(Extracted data entries)

^^^^

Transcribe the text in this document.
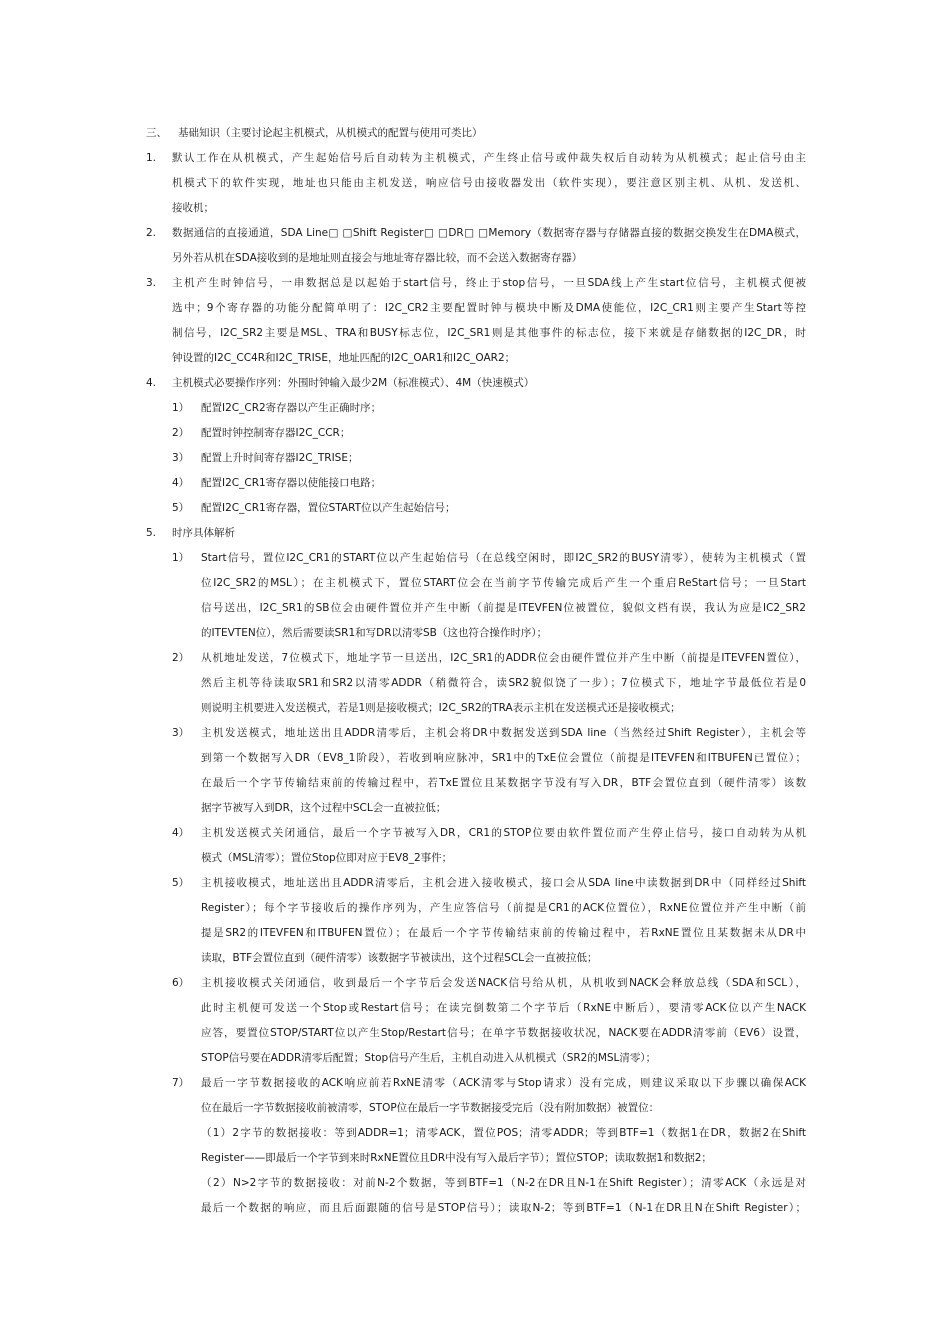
三、 基础知识（主要讨论起主机模式，从机模式的配置与使用可类比）
1. 默认工作在从机模式，产生起始信号后自动转为主机模式，产生终止信号或仲裁失权后自动转为从机模式；起止信号由主
机模式下的软件实现，地址也只能由主机发送，响应信号由接收器发出（软件实现），要注意区别主机、从机、发送机、
接收机；
2. 数据通信的直接通道，SDA Line□ □Shift Register□ □DR□ □Memory（数据寄存器与存储器直接的数据交换发生在DMA模式，
另外若从机在SDA接收到的是地址则直接会与地址寄存器比较，而不会送入数据寄存器）
3. 主机产生时钟信号，一串数据总是以起始于start信号，终止于stop信号，一旦SDA线上产生start位信号，主机模式便被
选中；9个寄存器的功能分配简单明了：I2C_CR2主要配置时钟与模块中断及DMA使能位，I2C_CR1则主要产生Start等控
制信号，I2C_SR2主要是MSL、TRA和BUSY标志位，I2C_SR1则是其他事件的标志位，接下来就是存储数据的I2C_DR，时
钟设置的I2C_CC4R和I2C_TRISE，地址匹配的I2C_OAR1和I2C_OAR2；
4. 主机模式必要操作序列：外围时钟输入最少2M（标准模式）、4M（快速模式）
1） 配置I2C_CR2寄存器以产生正确时序；
2） 配置时钟控制寄存器I2C_CCR；
3） 配置上升时间寄存器I2C_TRISE；
4） 配置I2C_CR1寄存器以使能接口电路；
5） 配置I2C_CR1寄存器，置位START位以产生起始信号；
5. 时序具体解析
1） Start信号，置位I2C_CR1的START位以产生起始信号（在总线空闲时，即I2C_SR2的BUSY清零），使转为主机模式（置
位I2C_SR2的MSL）；在主机模式下，置位START位会在当前字节传输完成后产生一个重启ReStart信号；一旦Start
信号送出，I2C_SR1的SB位会由硬件置位并产生中断（前提是ITEVFEN位被置位，貌似文档有误，我认为应是IC2_SR2
的ITEVTEN位），然后需要读SR1和写DR以清零SB（这也符合操作时序）；
2） 从机地址发送，7位模式下，地址字节一旦送出，I2C_SR1的ADDR位会由硬件置位并产生中断（前提是ITEVFEN置位），
然后主机等待读取SR1和SR2以清零ADDR（稍微符合，读SR2貌似饶了一步）；7位模式下，地址字节最低位若是0
则说明主机要进入发送模式，若是1则是接收模式；I2C_SR2的TRA表示主机在发送模式还是接收模式；
3） 主机发送模式，地址送出且ADDR清零后，主机会将DR中数据发送到SDA line（当然经过Shift Register），主机会等
到第一个数据写入DR（EV8_1阶段），若收到响应脉冲，SR1中的TxE位会置位（前提是ITEVFEN和ITBUFEN已置位）；
在最后一个字节传输结束前的传输过程中，若TxE置位且某数据字节没有写入DR，BTF会置位直到（硬件清零）该数
据字节被写入到DR，这个过程中SCL会一直被拉低；
4） 主机发送模式关闭通信，最后一个字节被写入DR，CR1的STOP位要由软件置位而产生停止信号，接口自动转为从机
模式（MSL清零）；置位Stop位即对应于EV8_2事件；
5） 主机接收模式，地址送出且ADDR清零后，主机会进入接收模式，接口会从SDA line中读数据到DR中（同样经过Shift
Register）；每个字节接收后的操作序列为，产生应答信号（前提是CR1的ACK位置位），RxNE位置位并产生中断（前
提是SR2的ITEVFEN和ITBUFEN置位）；在最后一个字节传输结束前的传输过程中，若RxNE置位且某数据未从DR中
读取，BTF会置位直到（硬件清零）该数据字节被读出，这个过程SCL会一直被拉低；
6） 主机接收模式关闭通信，收到最后一个字节后会发送NACK信号给从机，从机收到NACK会释放总线（SDA和SCL），
此时主机便可发送一个Stop或Restart信号；在读完倒数第二个字节后（RxNE中断后），要清零ACK位以产生NACK
应答，要置位STOP/START位以产生Stop/Restart信号；在单字节数据接收状况，NACK要在ADDR清零前（EV6）设置，
STOP信号要在ADDR清零后配置；Stop信号产生后，主机自动进入从机模式（SR2的MSL清零）；
7） 最后一字节数据接收的ACK响应前若RxNE清零（ACK清零与Stop请求）没有完成，则建议采取以下步骤以确保ACK
位在最后一字节数据接收前被清零，STOP位在最后一字节数据接受完后（没有附加数据）被置位：
（1）2字节的数据接收：等到ADDR=1；清零ACK，置位POS；清零ADDR；等到BTF=1（数据1在DR，数据2在Shift
Register——即最后一个字节到来时RxNE置位且DR中没有写入最后字节）；置位STOP；读取数据1和数据2；
（2）N>2字节的数据接收：对前N-2个数据，等到BTF=1（N-2在DR且N-1在Shift Register）；清零ACK（永远是对
最后一个数据的响应，而且后面跟随的信号是STOP信号）；读取N-2；等到BTF=1（N-1在DR且N在Shift Register）；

^^^^

THE TASK: Every record above should be written out again without change, except that the pictures are left out.

SOLVED PROBLEM:
Transcribe the text in this document.
三、 基础知识（主要讨论起主机模式，从机模式的配置与使用可类比）
1. 默认工作在从机模式，产生起始信号后自动转为主机模式，产生终止信号或仲裁失权后自动转为从机模式；起止信号由主
机模式下的软件实现，地址也只能由主机发送，响应信号由接收器发出（软件实现），要注意区别主机、从机、发送机、
接收机；
2. 数据通信的直接通道，SDA Line□ □Shift Register□ □DR□ □Memory（数据寄存器与存储器直接的数据交换发生在DMA模式，
另外若从机在SDA接收到的是地址则直接会与地址寄存器比较，而不会送入数据寄存器）
3. 主机产生时钟信号，一串数据总是以起始于start信号，终止于stop信号，一旦SDA线上产生start位信号，主机模式便被
选中；9个寄存器的功能分配简单明了：I2C_CR2主要配置时钟与模块中断及DMA使能位，I2C_CR1则主要产生Start等控
制信号，I2C_SR2主要是MSL、TRA和BUSY标志位，I2C_SR1则是其他事件的标志位，接下来就是存储数据的I2C_DR，时
钟设置的I2C_CC4R和I2C_TRISE，地址匹配的I2C_OAR1和I2C_OAR2；
4. 主机模式必要操作序列：外围时钟输入最少2M（标准模式）、4M（快速模式）
1） 配置I2C_CR2寄存器以产生正确时序；
2） 配置时钟控制寄存器I2C_CCR；
3） 配置上升时间寄存器I2C_TRISE；
4） 配置I2C_CR1寄存器以使能接口电路；
5） 配置I2C_CR1寄存器，置位START位以产生起始信号；
5. 时序具体解析
1） Start信号，置位I2C_CR1的START位以产生起始信号（在总线空闲时，即I2C_SR2的BUSY清零），使转为主机模式（置
位I2C_SR2的MSL）；在主机模式下，置位START位会在当前字节传输完成后产生一个重启ReStart信号；一旦Start
信号送出，I2C_SR1的SB位会由硬件置位并产生中断（前提是ITEVFEN位被置位，貌似文档有误，我认为应是IC2_SR2
的ITEVTEN位），然后需要读SR1和写DR以清零SB（这也符合操作时序）；
2） 从机地址发送，7位模式下，地址字节一旦送出，I2C_SR1的ADDR位会由硬件置位并产生中断（前提是ITEVFEN置位），
然后主机等待读取SR1和SR2以清零ADDR（稍微符合，读SR2貌似饶了一步）；7位模式下，地址字节最低位若是0
则说明主机要进入发送模式，若是1则是接收模式；I2C_SR2的TRA表示主机在发送模式还是接收模式；
3） 主机发送模式，地址送出且ADDR清零后，主机会将DR中数据发送到SDA line（当然经过Shift Register），主机会等
到第一个数据写入DR（EV8_1阶段），若收到响应脉冲，SR1中的TxE位会置位（前提是ITEVFEN和ITBUFEN已置位）；
在最后一个字节传输结束前的传输过程中，若TxE置位且某数据字节没有写入DR，BTF会置位直到（硬件清零）该数
据字节被写入到DR，这个过程中SCL会一直被拉低；
4） 主机发送模式关闭通信，最后一个字节被写入DR，CR1的STOP位要由软件置位而产生停止信号，接口自动转为从机
模式（MSL清零）；置位Stop位即对应于EV8_2事件；
5） 主机接收模式，地址送出且ADDR清零后，主机会进入接收模式，接口会从SDA line中读数据到DR中（同样经过Shift
Register）；每个字节接收后的操作序列为，产生应答信号（前提是CR1的ACK位置位），RxNE位置位并产生中断（前
提是SR2的ITEVFEN和ITBUFEN置位）；在最后一个字节传输结束前的传输过程中，若RxNE置位且某数据未从DR中
读取，BTF会置位直到（硬件清零）该数据字节被读出，这个过程SCL会一直被拉低；
6） 主机接收模式关闭通信，收到最后一个字节后会发送NACK信号给从机，从机收到NACK会释放总线（SDA和SCL），
此时主机便可发送一个Stop或Restart信号；在读完倒数第二个字节后（RxNE中断后），要清零ACK位以产生NACK
应答，要置位STOP/START位以产生Stop/Restart信号；在单字节数据接收状况，NACK要在ADDR清零前（EV6）设置，
STOP信号要在ADDR清零后配置；Stop信号产生后，主机自动进入从机模式（SR2的MSL清零）；
7） 最后一字节数据接收的ACK响应前若RxNE清零（ACK清零与Stop请求）没有完成，则建议采取以下步骤以确保ACK
位在最后一字节数据接收前被清零，STOP位在最后一字节数据接受完后（没有附加数据）被置位：
（1）2字节的数据接收：等到ADDR=1；清零ACK，置位POS；清零ADDR；等到BTF=1（数据1在DR，数据2在Shift
Register——即最后一个字节到来时RxNE置位且DR中没有写入最后字节）；置位STOP；读取数据1和数据2；
（2）N>2字节的数据接收：对前N-2个数据，等到BTF=1（N-2在DR且N-1在Shift Register）；清零ACK（永远是对
最后一个数据的响应，而且后面跟随的信号是STOP信号）；读取N-2；等到BTF=1（N-1在DR且N在Shift Register）；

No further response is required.